- _TASK REQUIREMENTS_: From the records below, pull each line that has "pressure".

──────── STORED RECORDS ────────

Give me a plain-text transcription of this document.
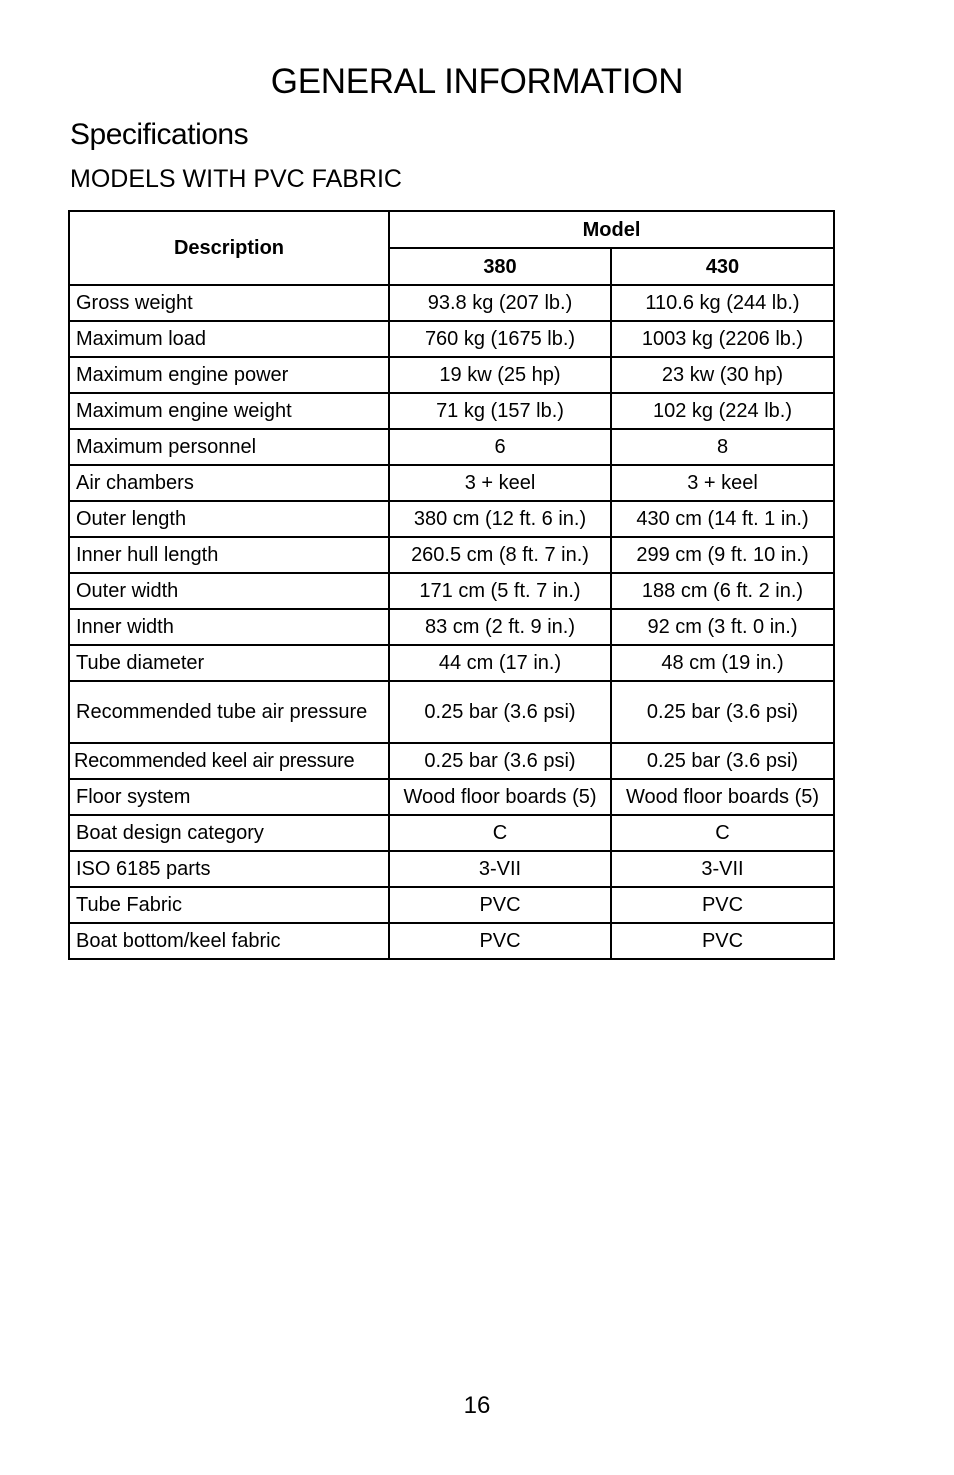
GENERAL INFORMATION
Specifications
MODELS WITH PVC FABRIC
Description	Model	
	380	430
Gross weight	93.8 kg (207 lb.)	110.6 kg (244 lb.)
Maximum load	760 kg (1675 lb.)	1003 kg (2206 lb.)
Maximum engine power	19 kw (25 hp)	23 kw (30 hp)
Maximum engine weight	71 kg (157 lb.)	102 kg (224 lb.)
Maximum personnel	6	8
Air chambers	3 + keel	3 + keel
Outer length	380 cm (12 ft. 6 in.)	430 cm (14 ft. 1 in.)
Inner hull length	260.5 cm (8 ft. 7 in.)	299 cm (9 ft. 10 in.)
Outer width	171 cm (5 ft. 7 in.)	188 cm (6 ft. 2 in.)
Inner width	83 cm (2 ft. 9 in.)	92 cm (3 ft. 0 in.)
Tube diameter	44 cm (17 in.)	48 cm (19 in.)
Recommended tube air pressure	0.25 bar (3.6 psi)	0.25 bar (3.6 psi)
Recommended keel air pressure	0.25 bar (3.6 psi)	0.25 bar (3.6 psi)
Floor system	Wood floor boards (5)	Wood floor boards (5)
Boat design category	C	C
ISO 6185 parts	3-VII	3-VII
Tube Fabric	PVC	PVC
Boat bottom/keel fabric	PVC	PVC
16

────────

- _REPLY TO THE TASK_:
Recommended tube air pressure	0.25 bar (3.6 psi)	0.25 bar (3.6 psi)
Recommended keel air pressure	0.25 bar (3.6 psi)	0.25 bar (3.6 psi)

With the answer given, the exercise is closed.